_WORK INSTRUCTIONS_. Will you output all of the data below exactly, omitting the images?

_PROVIDED MATERIAL_.

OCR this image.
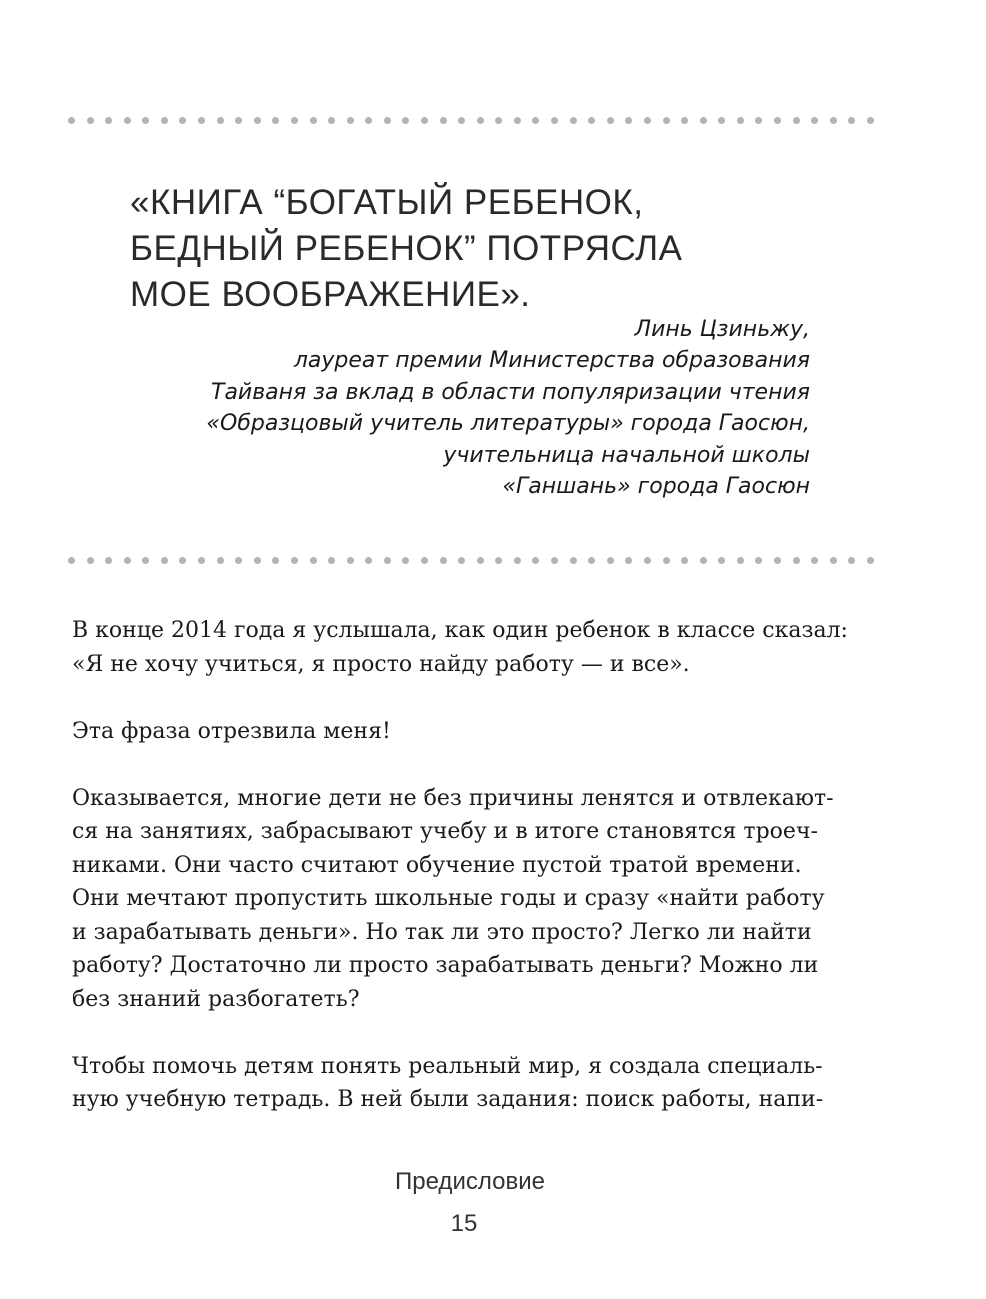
«КНИГА “БОГАТЫЙ РЕБЕНОК,
БЕДНЫЙ РЕБЕНОК” ПОТРЯСЛА
МОЕ ВООБРАЖЕНИЕ».
Линь Цзиньжу,
лауреат премии Министерства образования
Тайваня за вклад в области популяризации чтения
«Образцовый учитель литературы» города Гаосюн,
учительница начальной школы
«Ганшань» города Гаосюн

В конце 2014 года я услышала, как один ребенок в классе сказал:
«Я не хочу учиться, я просто найду работу — и все».

Эта фраза отрезвила меня!

Оказывается, многие дети не без причины ленятся и отвлекают-
ся на занятиях, забрасывают учебу и в итоге становятся троеч-
никами. Они часто считают обучение пустой тратой времени.
Они мечтают пропустить школьные годы и сразу «найти работу
и зарабатывать деньги». Но так ли это просто? Легко ли найти
работу? Достаточно ли просто зарабатывать деньги? Можно ли
без знаний разбогатеть?

Чтобы помочь детям понять реальный мир, я создала специаль-
ную учебную тетрадь. В ней были задания: поиск работы, напи-

Предисловие
15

_RESULT_.
OCR this image.
«КНИГА “БОГАТЫЙ РЕБЕНОК,
БЕДНЫЙ РЕБЕНОК” ПОТРЯСЛА
МОЕ ВООБРАЖЕНИЕ».
Линь Цзиньжу,
лауреат премии Министерства образования
Тайваня за вклад в области популяризации чтения
«Образцовый учитель литературы» города Гаосюн,
учительница начальной школы
«Ганшань» города Гаосюн

В конце 2014 года я услышала, как один ребенок в классе сказал:
«Я не хочу учиться, я просто найду работу — и все».

Эта фраза отрезвила меня!

Оказывается, многие дети не без причины ленятся и отвлекают-
ся на занятиях, забрасывают учебу и в итоге становятся троеч-
никами. Они часто считают обучение пустой тратой времени.
Они мечтают пропустить школьные годы и сразу «найти работу
и зарабатывать деньги». Но так ли это просто? Легко ли найти
работу? Достаточно ли просто зарабатывать деньги? Можно ли
без знаний разбогатеть?

Чтобы помочь детям понять реальный мир, я создала специаль-
ную учебную тетрадь. В ней были задания: поиск работы, напи-

Предисловие
15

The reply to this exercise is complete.